■ Written request: Identify and reproduce every line holding the string "Carpet".

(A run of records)
***

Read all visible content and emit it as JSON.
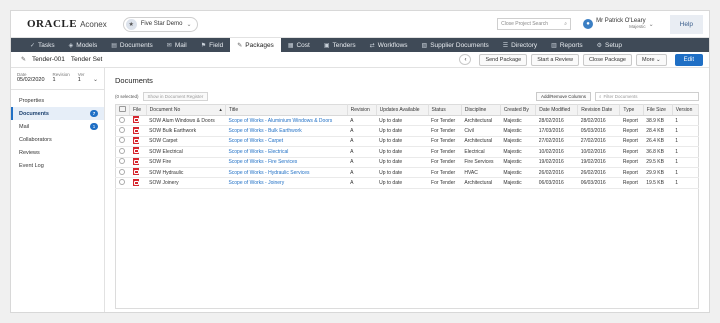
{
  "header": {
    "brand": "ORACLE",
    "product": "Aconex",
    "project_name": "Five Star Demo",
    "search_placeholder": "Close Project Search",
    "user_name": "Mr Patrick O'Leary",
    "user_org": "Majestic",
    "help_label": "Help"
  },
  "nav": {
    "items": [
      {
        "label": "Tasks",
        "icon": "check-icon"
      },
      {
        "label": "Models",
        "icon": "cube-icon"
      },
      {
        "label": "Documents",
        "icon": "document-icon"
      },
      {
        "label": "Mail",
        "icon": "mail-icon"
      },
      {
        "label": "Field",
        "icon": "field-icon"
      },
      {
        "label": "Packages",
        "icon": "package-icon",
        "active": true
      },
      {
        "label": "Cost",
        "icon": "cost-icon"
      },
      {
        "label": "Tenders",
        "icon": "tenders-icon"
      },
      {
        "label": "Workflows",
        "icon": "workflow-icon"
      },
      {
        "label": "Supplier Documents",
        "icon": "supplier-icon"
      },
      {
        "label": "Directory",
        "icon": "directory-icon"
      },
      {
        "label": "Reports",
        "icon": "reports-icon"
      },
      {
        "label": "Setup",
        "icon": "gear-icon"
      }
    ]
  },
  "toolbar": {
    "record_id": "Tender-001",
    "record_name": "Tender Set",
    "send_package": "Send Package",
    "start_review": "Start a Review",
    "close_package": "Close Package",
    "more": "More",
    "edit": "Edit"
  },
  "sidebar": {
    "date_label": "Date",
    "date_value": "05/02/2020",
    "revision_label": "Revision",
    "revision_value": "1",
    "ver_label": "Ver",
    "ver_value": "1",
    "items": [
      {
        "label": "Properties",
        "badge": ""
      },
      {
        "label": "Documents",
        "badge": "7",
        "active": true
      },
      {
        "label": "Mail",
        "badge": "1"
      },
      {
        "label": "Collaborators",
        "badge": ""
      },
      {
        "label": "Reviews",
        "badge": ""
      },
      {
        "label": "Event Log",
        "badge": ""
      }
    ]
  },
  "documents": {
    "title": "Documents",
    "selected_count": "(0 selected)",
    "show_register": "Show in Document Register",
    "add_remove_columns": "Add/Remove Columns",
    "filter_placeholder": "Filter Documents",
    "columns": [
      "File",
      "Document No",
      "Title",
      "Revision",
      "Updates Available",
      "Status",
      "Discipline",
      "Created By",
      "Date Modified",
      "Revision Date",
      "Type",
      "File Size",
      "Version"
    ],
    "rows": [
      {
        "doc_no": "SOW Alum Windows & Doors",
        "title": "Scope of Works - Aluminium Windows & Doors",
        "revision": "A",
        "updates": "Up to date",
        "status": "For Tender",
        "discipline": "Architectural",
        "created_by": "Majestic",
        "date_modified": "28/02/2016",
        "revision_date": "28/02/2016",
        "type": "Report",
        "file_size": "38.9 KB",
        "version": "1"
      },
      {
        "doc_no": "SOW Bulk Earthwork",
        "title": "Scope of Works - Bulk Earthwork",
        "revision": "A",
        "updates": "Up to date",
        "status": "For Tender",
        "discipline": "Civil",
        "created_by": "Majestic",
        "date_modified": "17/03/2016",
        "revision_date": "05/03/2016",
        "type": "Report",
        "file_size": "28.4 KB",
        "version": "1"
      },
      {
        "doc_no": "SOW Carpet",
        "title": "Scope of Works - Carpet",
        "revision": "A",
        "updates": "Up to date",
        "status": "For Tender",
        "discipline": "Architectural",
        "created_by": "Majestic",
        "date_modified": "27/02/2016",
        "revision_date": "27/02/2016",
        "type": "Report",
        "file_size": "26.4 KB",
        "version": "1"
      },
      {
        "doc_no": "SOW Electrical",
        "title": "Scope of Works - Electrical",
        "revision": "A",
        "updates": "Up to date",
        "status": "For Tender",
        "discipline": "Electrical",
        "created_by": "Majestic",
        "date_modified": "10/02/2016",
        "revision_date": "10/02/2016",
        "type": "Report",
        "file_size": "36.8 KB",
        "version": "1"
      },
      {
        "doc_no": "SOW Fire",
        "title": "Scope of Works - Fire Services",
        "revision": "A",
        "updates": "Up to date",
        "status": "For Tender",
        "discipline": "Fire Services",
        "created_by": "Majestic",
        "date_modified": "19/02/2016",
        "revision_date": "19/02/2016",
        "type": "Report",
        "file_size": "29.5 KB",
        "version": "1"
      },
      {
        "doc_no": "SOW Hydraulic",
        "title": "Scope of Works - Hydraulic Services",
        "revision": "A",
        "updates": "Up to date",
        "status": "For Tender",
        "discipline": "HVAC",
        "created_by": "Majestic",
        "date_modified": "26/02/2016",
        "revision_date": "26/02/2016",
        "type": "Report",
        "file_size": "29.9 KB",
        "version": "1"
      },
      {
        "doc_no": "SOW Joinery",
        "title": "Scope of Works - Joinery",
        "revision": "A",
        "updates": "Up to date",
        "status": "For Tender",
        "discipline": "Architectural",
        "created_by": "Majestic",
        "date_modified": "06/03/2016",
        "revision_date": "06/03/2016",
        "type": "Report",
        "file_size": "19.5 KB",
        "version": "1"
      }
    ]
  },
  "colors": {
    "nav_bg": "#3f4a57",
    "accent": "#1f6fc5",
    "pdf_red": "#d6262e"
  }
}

***

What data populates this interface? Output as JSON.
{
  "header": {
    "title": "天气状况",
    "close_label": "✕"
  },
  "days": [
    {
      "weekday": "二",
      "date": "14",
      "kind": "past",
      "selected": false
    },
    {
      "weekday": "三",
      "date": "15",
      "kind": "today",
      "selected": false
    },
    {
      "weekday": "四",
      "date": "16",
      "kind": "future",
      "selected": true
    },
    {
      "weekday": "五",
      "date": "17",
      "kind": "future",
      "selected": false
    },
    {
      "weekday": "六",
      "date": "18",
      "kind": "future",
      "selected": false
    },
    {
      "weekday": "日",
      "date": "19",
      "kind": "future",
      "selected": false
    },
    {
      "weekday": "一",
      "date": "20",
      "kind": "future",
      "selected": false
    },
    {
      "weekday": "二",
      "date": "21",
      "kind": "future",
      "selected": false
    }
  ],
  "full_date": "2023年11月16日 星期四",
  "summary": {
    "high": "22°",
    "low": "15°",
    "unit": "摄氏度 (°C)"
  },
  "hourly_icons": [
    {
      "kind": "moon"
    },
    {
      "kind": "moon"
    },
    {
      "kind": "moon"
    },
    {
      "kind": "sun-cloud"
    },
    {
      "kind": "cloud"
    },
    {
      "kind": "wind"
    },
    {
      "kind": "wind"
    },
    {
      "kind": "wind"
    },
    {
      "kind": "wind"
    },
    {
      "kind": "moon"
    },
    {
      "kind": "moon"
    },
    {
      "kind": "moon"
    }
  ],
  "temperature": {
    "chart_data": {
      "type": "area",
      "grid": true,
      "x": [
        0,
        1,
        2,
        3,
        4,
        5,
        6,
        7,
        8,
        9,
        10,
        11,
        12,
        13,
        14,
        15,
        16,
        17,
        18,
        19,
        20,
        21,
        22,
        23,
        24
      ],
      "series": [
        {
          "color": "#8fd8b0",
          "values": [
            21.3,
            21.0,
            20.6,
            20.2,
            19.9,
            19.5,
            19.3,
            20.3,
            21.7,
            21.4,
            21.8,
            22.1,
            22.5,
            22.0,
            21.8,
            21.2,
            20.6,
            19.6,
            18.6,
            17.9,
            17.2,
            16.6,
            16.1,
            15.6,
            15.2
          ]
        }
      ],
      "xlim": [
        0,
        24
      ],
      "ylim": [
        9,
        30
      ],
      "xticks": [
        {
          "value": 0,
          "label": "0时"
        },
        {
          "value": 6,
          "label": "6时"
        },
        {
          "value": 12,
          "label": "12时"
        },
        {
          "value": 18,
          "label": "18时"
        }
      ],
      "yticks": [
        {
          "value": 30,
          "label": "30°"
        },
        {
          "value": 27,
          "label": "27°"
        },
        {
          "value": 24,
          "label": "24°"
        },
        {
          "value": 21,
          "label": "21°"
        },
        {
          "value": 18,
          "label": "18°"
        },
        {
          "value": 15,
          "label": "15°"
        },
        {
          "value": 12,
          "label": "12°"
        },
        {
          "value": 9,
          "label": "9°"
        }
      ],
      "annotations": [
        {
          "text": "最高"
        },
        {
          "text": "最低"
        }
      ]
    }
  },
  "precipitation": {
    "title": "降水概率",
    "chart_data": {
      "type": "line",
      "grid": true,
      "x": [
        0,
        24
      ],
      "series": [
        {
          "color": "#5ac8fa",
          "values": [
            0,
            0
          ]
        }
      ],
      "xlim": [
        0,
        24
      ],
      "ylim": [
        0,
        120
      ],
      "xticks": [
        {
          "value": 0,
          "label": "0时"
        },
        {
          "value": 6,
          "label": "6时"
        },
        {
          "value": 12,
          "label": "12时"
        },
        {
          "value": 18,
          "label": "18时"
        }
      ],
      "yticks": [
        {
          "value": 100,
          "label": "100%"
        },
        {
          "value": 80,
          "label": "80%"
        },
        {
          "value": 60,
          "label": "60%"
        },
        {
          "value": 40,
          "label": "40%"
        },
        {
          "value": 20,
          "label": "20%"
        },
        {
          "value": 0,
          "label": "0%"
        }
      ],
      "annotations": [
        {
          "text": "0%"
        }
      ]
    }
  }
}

***

■ Result of this exercise:
        "doc_no": "SOW Carpet",
        "title": "Scope of Works - Carpet",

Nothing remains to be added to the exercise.